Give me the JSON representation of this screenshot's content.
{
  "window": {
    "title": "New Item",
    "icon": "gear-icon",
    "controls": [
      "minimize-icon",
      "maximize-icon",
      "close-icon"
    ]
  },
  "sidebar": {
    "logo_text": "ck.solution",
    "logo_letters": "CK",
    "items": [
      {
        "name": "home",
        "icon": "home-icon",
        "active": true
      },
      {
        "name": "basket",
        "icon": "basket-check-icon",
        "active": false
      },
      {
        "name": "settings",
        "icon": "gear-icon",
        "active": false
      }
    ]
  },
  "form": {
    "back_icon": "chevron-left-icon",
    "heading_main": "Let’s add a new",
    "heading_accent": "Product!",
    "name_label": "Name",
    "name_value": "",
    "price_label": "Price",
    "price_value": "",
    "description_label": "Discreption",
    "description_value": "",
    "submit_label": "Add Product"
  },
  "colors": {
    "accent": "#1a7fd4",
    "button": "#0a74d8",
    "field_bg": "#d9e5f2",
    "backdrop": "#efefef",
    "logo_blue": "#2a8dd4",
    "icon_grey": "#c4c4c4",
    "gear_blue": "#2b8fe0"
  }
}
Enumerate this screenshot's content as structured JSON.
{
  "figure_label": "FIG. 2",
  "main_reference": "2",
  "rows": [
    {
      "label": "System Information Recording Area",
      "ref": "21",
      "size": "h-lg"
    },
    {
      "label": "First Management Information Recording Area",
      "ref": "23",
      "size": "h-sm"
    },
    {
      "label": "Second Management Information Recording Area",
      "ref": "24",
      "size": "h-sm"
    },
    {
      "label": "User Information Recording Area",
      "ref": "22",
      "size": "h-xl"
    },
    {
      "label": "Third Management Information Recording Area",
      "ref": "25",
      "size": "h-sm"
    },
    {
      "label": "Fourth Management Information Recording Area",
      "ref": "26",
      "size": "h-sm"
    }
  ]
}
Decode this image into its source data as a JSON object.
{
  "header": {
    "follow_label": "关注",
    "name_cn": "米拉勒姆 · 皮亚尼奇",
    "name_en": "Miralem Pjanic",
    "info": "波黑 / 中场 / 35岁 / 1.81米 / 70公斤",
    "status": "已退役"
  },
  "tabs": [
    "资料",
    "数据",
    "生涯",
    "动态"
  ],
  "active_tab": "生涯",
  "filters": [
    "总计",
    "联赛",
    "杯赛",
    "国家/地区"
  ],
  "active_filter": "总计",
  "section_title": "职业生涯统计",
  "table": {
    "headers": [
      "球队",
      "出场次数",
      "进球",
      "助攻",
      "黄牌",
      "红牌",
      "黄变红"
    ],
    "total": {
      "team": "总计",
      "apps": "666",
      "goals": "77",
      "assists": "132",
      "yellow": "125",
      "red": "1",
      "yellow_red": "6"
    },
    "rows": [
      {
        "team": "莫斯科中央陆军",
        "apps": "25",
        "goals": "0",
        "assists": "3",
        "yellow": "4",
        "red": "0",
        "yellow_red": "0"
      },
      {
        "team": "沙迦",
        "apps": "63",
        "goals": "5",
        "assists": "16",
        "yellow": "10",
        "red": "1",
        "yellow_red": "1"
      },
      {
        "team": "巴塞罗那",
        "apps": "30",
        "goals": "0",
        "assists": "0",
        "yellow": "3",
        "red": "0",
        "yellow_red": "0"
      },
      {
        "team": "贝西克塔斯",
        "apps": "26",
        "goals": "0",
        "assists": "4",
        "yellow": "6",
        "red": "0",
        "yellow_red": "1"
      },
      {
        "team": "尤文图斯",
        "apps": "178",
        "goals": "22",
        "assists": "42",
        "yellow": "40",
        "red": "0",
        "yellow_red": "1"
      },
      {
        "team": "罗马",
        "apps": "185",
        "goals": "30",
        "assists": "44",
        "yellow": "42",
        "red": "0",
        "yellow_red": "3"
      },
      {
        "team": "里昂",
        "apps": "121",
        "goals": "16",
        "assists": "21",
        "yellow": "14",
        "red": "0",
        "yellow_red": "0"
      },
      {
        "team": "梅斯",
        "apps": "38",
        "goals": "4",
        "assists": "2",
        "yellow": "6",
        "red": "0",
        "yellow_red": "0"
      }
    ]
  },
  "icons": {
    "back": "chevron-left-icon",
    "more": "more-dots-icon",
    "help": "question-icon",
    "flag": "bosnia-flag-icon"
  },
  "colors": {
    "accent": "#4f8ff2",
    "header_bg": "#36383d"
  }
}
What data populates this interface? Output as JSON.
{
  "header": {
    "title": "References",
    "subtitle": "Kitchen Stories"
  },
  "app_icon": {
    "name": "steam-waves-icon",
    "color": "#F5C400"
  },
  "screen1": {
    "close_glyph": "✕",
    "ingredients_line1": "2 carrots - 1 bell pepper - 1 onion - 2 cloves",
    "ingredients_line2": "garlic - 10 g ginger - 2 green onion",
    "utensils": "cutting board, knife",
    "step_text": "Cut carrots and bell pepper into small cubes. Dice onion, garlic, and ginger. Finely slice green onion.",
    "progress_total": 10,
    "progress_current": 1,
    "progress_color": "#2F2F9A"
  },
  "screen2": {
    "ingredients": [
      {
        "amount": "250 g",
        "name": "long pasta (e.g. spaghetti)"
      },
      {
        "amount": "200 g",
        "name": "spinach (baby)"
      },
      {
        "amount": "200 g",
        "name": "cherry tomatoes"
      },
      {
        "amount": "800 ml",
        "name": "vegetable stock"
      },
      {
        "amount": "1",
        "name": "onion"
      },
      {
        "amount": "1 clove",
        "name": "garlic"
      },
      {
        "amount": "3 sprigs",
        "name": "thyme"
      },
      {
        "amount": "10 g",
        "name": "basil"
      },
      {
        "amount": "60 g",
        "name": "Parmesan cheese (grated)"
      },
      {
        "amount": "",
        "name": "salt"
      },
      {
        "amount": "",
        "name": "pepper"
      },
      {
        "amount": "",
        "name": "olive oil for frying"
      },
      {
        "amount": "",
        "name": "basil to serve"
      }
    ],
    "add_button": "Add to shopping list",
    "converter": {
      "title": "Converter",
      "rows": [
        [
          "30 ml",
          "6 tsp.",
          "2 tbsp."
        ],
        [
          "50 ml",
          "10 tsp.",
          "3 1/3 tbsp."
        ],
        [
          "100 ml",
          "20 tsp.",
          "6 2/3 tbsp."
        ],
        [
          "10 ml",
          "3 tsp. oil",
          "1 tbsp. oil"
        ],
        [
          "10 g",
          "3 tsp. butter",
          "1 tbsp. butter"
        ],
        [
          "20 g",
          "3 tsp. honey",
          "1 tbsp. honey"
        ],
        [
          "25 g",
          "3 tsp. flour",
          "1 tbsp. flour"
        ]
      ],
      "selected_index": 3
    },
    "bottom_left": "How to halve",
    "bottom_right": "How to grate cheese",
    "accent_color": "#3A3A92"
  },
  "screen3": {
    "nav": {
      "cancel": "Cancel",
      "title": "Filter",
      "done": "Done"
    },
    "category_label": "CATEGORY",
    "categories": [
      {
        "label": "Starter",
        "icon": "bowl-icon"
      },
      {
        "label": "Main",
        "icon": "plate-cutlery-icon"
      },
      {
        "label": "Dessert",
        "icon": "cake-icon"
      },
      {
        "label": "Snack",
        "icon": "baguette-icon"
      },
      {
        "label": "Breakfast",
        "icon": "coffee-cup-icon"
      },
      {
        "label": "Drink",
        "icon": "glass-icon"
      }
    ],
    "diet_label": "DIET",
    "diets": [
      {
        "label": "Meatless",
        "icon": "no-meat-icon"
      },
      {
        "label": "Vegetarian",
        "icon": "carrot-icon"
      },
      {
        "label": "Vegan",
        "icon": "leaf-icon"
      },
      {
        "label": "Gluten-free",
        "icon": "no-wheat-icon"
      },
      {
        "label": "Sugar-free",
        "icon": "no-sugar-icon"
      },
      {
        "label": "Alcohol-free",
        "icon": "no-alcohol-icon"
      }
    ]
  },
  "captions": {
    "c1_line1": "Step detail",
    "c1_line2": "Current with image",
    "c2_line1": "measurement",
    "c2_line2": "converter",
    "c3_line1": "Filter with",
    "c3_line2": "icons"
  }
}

========

• **What is asked**
Figure out how many lines of the data above include "Management", then give the number and nothing more.

• **Solution to this problem**
4